**GIVEN INSTRUCTION**. Set each record down exactly, excluding all images.

**EXTRACTED DATA**.
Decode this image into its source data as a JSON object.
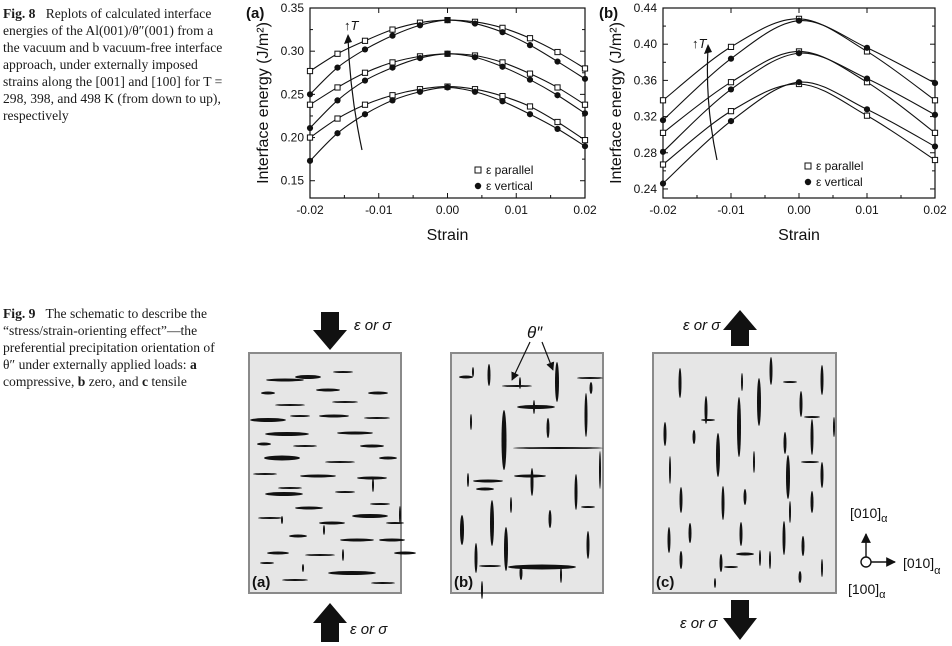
{
  "fig8": {
    "caption_label": "Fig. 8",
    "caption_text": "Replots of calculated interface energies of the Al(001)/θ″(001) from a the vacuum and b vacuum-free interface approach, under externally imposed strains along the [001] and [100] for T = 298, 398, and 498 K (from down to up), respectively",
    "panels": [
      {
        "label": "(a)",
        "xlabel": "Strain",
        "ylabel": "Interface energy (J/m²)",
        "xticks": [
          "-0.02",
          "-0.01",
          "0.00",
          "0.01",
          "0.02"
        ],
        "yticks": [
          "0.15",
          "0.20",
          "0.25",
          "0.30",
          "0.35"
        ],
        "arrow_label": "T",
        "legend": [
          "ε parallel",
          "ε vertical"
        ]
      },
      {
        "label": "(b)",
        "xlabel": "Strain",
        "ylabel": "Interface energy (J/m²)",
        "xticks": [
          "-0.02",
          "-0.01",
          "0.00",
          "0.01",
          "0.02"
        ],
        "yticks": [
          "0.24",
          "0.28",
          "0.32",
          "0.36",
          "0.40",
          "0.44"
        ],
        "arrow_label": "T",
        "legend": [
          "ε parallel",
          "ε vertical"
        ]
      }
    ]
  },
  "chart_data": [
    {
      "type": "scatter",
      "xlim": [
        -0.02,
        0.02
      ],
      "ylim": [
        0.13,
        0.35
      ],
      "xlabel": "Strain",
      "ylabel": "Interface energy (J/m²)",
      "legend_position": "bottom-right",
      "series": [
        {
          "name": "ε parallel",
          "marker": "open-square",
          "x": [
            -0.02,
            -0.016,
            -0.012,
            -0.008,
            -0.004,
            0,
            0.004,
            0.008,
            0.012,
            0.016,
            0.02
          ],
          "y": [
            0.277,
            0.297,
            0.312,
            0.325,
            0.333,
            0.336,
            0.334,
            0.327,
            0.315,
            0.299,
            0.28
          ]
        },
        {
          "name": "ε parallel",
          "marker": "open-square",
          "x": [
            -0.02,
            -0.016,
            -0.012,
            -0.008,
            -0.004,
            0,
            0.004,
            0.008,
            0.012,
            0.016,
            0.02
          ],
          "y": [
            0.238,
            0.258,
            0.275,
            0.287,
            0.294,
            0.297,
            0.295,
            0.287,
            0.274,
            0.258,
            0.238
          ]
        },
        {
          "name": "ε parallel",
          "marker": "open-square",
          "x": [
            -0.02,
            -0.016,
            -0.012,
            -0.008,
            -0.004,
            0,
            0.004,
            0.008,
            0.012,
            0.016,
            0.02
          ],
          "y": [
            0.2,
            0.222,
            0.238,
            0.249,
            0.256,
            0.259,
            0.256,
            0.248,
            0.236,
            0.218,
            0.197
          ]
        },
        {
          "name": "ε vertical",
          "marker": "filled-circle",
          "x": [
            -0.02,
            -0.016,
            -0.012,
            -0.008,
            -0.004,
            0,
            0.004,
            0.008,
            0.012,
            0.016,
            0.02
          ],
          "y": [
            0.25,
            0.281,
            0.302,
            0.318,
            0.33,
            0.336,
            0.332,
            0.322,
            0.307,
            0.288,
            0.268
          ]
        },
        {
          "name": "ε vertical",
          "marker": "filled-circle",
          "x": [
            -0.02,
            -0.016,
            -0.012,
            -0.008,
            -0.004,
            0,
            0.004,
            0.008,
            0.012,
            0.016,
            0.02
          ],
          "y": [
            0.211,
            0.243,
            0.266,
            0.281,
            0.292,
            0.297,
            0.293,
            0.282,
            0.267,
            0.249,
            0.228
          ]
        },
        {
          "name": "ε vertical",
          "marker": "filled-circle",
          "x": [
            -0.02,
            -0.016,
            -0.012,
            -0.008,
            -0.004,
            0,
            0.004,
            0.008,
            0.012,
            0.016,
            0.02
          ],
          "y": [
            0.173,
            0.205,
            0.227,
            0.243,
            0.253,
            0.258,
            0.253,
            0.242,
            0.227,
            0.21,
            0.19
          ]
        }
      ]
    },
    {
      "type": "scatter",
      "xlim": [
        -0.02,
        0.02
      ],
      "ylim": [
        0.23,
        0.44
      ],
      "xlabel": "Strain",
      "ylabel": "Interface energy (J/m²)",
      "legend_position": "bottom-right",
      "series": [
        {
          "name": "ε parallel",
          "marker": "open-square",
          "x": [
            -0.02,
            -0.01,
            0,
            0.01,
            0.02
          ],
          "y": [
            0.338,
            0.397,
            0.428,
            0.392,
            0.338
          ]
        },
        {
          "name": "ε parallel",
          "marker": "open-square",
          "x": [
            -0.02,
            -0.01,
            0,
            0.01,
            0.02
          ],
          "y": [
            0.302,
            0.358,
            0.392,
            0.358,
            0.302
          ]
        },
        {
          "name": "ε parallel",
          "marker": "open-square",
          "x": [
            -0.02,
            -0.01,
            0,
            0.01,
            0.02
          ],
          "y": [
            0.267,
            0.326,
            0.356,
            0.321,
            0.272
          ]
        },
        {
          "name": "ε vertical",
          "marker": "filled-circle",
          "x": [
            -0.02,
            -0.01,
            0,
            0.01,
            0.02
          ],
          "y": [
            0.316,
            0.384,
            0.426,
            0.396,
            0.357
          ]
        },
        {
          "name": "ε vertical",
          "marker": "filled-circle",
          "x": [
            -0.02,
            -0.01,
            0,
            0.01,
            0.02
          ],
          "y": [
            0.281,
            0.35,
            0.39,
            0.362,
            0.322
          ]
        },
        {
          "name": "ε vertical",
          "marker": "filled-circle",
          "x": [
            -0.02,
            -0.01,
            0,
            0.01,
            0.02
          ],
          "y": [
            0.246,
            0.315,
            0.358,
            0.328,
            0.287
          ]
        }
      ]
    }
  ],
  "fig9": {
    "caption_label": "Fig. 9",
    "caption_text_1": "The schematic to describe the “stress/strain-orienting effect”—the preferential precipitation orientation of θ″ under externally applied loads: ",
    "caption_a": "a",
    "caption_a_text": " compressive, ",
    "caption_b": "b",
    "caption_b_text": " zero, and ",
    "caption_c": "c",
    "caption_c_text": " tensile",
    "load_label": "ε or σ",
    "theta_label": "θ″",
    "panels": [
      "(a)",
      "(b)",
      "(c)"
    ],
    "axes": {
      "up": "[010]",
      "right": "[010]",
      "origin": "[100]",
      "sub": "α"
    }
  }
}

**FULL OUTPUT**.
Decode this image into its source data as a JSON object.
{
  "fig8": {
    "caption_label": "Fig. 8",
    "caption_text": "Replots of calculated interface energies of the Al(001)/θ″(001) from a the vacuum and b vacuum-free interface approach, under externally imposed strains along the [001] and [100] for T = 298, 398, and 498 K (from down to up), respectively",
    "panels": [
      {
        "label": "(a)",
        "xlabel": "Strain",
        "ylabel": "Interface energy (J/m²)",
        "xticks": [
          "-0.02",
          "-0.01",
          "0.00",
          "0.01",
          "0.02"
        ],
        "yticks": [
          "0.15",
          "0.20",
          "0.25",
          "0.30",
          "0.35"
        ],
        "arrow_label": "T",
        "legend": [
          "ε parallel",
          "ε vertical"
        ]
      },
      {
        "label": "(b)",
        "xlabel": "Strain",
        "ylabel": "Interface energy (J/m²)",
        "xticks": [
          "-0.02",
          "-0.01",
          "0.00",
          "0.01",
          "0.02"
        ],
        "yticks": [
          "0.24",
          "0.28",
          "0.32",
          "0.36",
          "0.40",
          "0.44"
        ],
        "arrow_label": "T",
        "legend": [
          "ε parallel",
          "ε vertical"
        ]
      }
    ]
  },
  "chart_data": [
    {
      "type": "scatter",
      "xlim": [
        -0.02,
        0.02
      ],
      "ylim": [
        0.13,
        0.35
      ],
      "xlabel": "Strain",
      "ylabel": "Interface energy (J/m²)",
      "legend_position": "bottom-right",
      "series": [
        {
          "name": "ε parallel",
          "marker": "open-square",
          "x": [
            -0.02,
            -0.016,
            -0.012,
            -0.008,
            -0.004,
            0,
            0.004,
            0.008,
            0.012,
            0.016,
            0.02
          ],
          "y": [
            0.277,
            0.297,
            0.312,
            0.325,
            0.333,
            0.336,
            0.334,
            0.327,
            0.315,
            0.299,
            0.28
          ]
        },
        {
          "name": "ε parallel",
          "marker": "open-square",
          "x": [
            -0.02,
            -0.016,
            -0.012,
            -0.008,
            -0.004,
            0,
            0.004,
            0.008,
            0.012,
            0.016,
            0.02
          ],
          "y": [
            0.238,
            0.258,
            0.275,
            0.287,
            0.294,
            0.297,
            0.295,
            0.287,
            0.274,
            0.258,
            0.238
          ]
        },
        {
          "name": "ε parallel",
          "marker": "open-square",
          "x": [
            -0.02,
            -0.016,
            -0.012,
            -0.008,
            -0.004,
            0,
            0.004,
            0.008,
            0.012,
            0.016,
            0.02
          ],
          "y": [
            0.2,
            0.222,
            0.238,
            0.249,
            0.256,
            0.259,
            0.256,
            0.248,
            0.236,
            0.218,
            0.197
          ]
        },
        {
          "name": "ε vertical",
          "marker": "filled-circle",
          "x": [
            -0.02,
            -0.016,
            -0.012,
            -0.008,
            -0.004,
            0,
            0.004,
            0.008,
            0.012,
            0.016,
            0.02
          ],
          "y": [
            0.25,
            0.281,
            0.302,
            0.318,
            0.33,
            0.336,
            0.332,
            0.322,
            0.307,
            0.288,
            0.268
          ]
        },
        {
          "name": "ε vertical",
          "marker": "filled-circle",
          "x": [
            -0.02,
            -0.016,
            -0.012,
            -0.008,
            -0.004,
            0,
            0.004,
            0.008,
            0.012,
            0.016,
            0.02
          ],
          "y": [
            0.211,
            0.243,
            0.266,
            0.281,
            0.292,
            0.297,
            0.293,
            0.282,
            0.267,
            0.249,
            0.228
          ]
        },
        {
          "name": "ε vertical",
          "marker": "filled-circle",
          "x": [
            -0.02,
            -0.016,
            -0.012,
            -0.008,
            -0.004,
            0,
            0.004,
            0.008,
            0.012,
            0.016,
            0.02
          ],
          "y": [
            0.173,
            0.205,
            0.227,
            0.243,
            0.253,
            0.258,
            0.253,
            0.242,
            0.227,
            0.21,
            0.19
          ]
        }
      ]
    },
    {
      "type": "scatter",
      "xlim": [
        -0.02,
        0.02
      ],
      "ylim": [
        0.23,
        0.44
      ],
      "xlabel": "Strain",
      "ylabel": "Interface energy (J/m²)",
      "legend_position": "bottom-right",
      "series": [
        {
          "name": "ε parallel",
          "marker": "open-square",
          "x": [
            -0.02,
            -0.01,
            0,
            0.01,
            0.02
          ],
          "y": [
            0.338,
            0.397,
            0.428,
            0.392,
            0.338
          ]
        },
        {
          "name": "ε parallel",
          "marker": "open-square",
          "x": [
            -0.02,
            -0.01,
            0,
            0.01,
            0.02
          ],
          "y": [
            0.302,
            0.358,
            0.392,
            0.358,
            0.302
          ]
        },
        {
          "name": "ε parallel",
          "marker": "open-square",
          "x": [
            -0.02,
            -0.01,
            0,
            0.01,
            0.02
          ],
          "y": [
            0.267,
            0.326,
            0.356,
            0.321,
            0.272
          ]
        },
        {
          "name": "ε vertical",
          "marker": "filled-circle",
          "x": [
            -0.02,
            -0.01,
            0,
            0.01,
            0.02
          ],
          "y": [
            0.316,
            0.384,
            0.426,
            0.396,
            0.357
          ]
        },
        {
          "name": "ε vertical",
          "marker": "filled-circle",
          "x": [
            -0.02,
            -0.01,
            0,
            0.01,
            0.02
          ],
          "y": [
            0.281,
            0.35,
            0.39,
            0.362,
            0.322
          ]
        },
        {
          "name": "ε vertical",
          "marker": "filled-circle",
          "x": [
            -0.02,
            -0.01,
            0,
            0.01,
            0.02
          ],
          "y": [
            0.246,
            0.315,
            0.358,
            0.328,
            0.287
          ]
        }
      ]
    }
  ],
  "fig9": {
    "caption_label": "Fig. 9",
    "caption_text_1": "The schematic to describe the “stress/strain-orienting effect”—the preferential precipitation orientation of θ″ under externally applied loads: ",
    "caption_a": "a",
    "caption_a_text": " compressive, ",
    "caption_b": "b",
    "caption_b_text": " zero, and ",
    "caption_c": "c",
    "caption_c_text": " tensile",
    "load_label": "ε or σ",
    "theta_label": "θ″",
    "panels": [
      "(a)",
      "(b)",
      "(c)"
    ],
    "axes": {
      "up": "[010]",
      "right": "[010]",
      "origin": "[100]",
      "sub": "α"
    }
  }
}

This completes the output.